SOURCE RECORDS:
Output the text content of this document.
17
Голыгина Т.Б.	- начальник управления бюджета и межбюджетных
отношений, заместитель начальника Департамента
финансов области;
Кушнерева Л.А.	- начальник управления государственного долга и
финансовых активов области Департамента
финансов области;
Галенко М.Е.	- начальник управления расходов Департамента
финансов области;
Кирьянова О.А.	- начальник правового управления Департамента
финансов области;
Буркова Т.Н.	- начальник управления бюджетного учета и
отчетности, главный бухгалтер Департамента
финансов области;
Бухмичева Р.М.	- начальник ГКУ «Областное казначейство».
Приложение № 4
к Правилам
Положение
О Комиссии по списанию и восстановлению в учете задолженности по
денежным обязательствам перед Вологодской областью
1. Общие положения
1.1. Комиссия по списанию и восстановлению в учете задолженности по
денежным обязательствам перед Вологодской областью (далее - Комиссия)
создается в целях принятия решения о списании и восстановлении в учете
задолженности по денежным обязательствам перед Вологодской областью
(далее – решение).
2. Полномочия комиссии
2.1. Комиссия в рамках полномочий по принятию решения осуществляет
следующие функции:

WHAT IS REQUIRED:
Produce an exact copy of every entry above.

ANSWER TO THIS PROBLEM:
Output the text content of this document.
17
Голыгина Т.Б.	- начальник управления бюджета и межбюджетных
отношений, заместитель начальника Департамента
финансов области;
Кушнерева Л.А.	- начальник управления государственного долга и
финансовых активов области Департамента
финансов области;
Галенко М.Е.	- начальник управления расходов Департамента
финансов области;
Кирьянова О.А.	- начальник правового управления Департамента
финансов области;
Буркова Т.Н.	- начальник управления бюджетного учета и
отчетности, главный бухгалтер Департамента
финансов области;
Бухмичева Р.М.	- начальник ГКУ «Областное казначейство».
Приложение № 4
к Правилам
Положение
О Комиссии по списанию и восстановлению в учете задолженности по
денежным обязательствам перед Вологодской областью
1. Общие положения
1.1. Комиссия по списанию и восстановлению в учете задолженности по
денежным обязательствам перед Вологодской областью (далее - Комиссия)
создается в целях принятия решения о списании и восстановлении в учете
задолженности по денежным обязательствам перед Вологодской областью
(далее – решение).
2. Полномочия комиссии
2.1. Комиссия в рамках полномочий по принятию решения осуществляет
следующие функции:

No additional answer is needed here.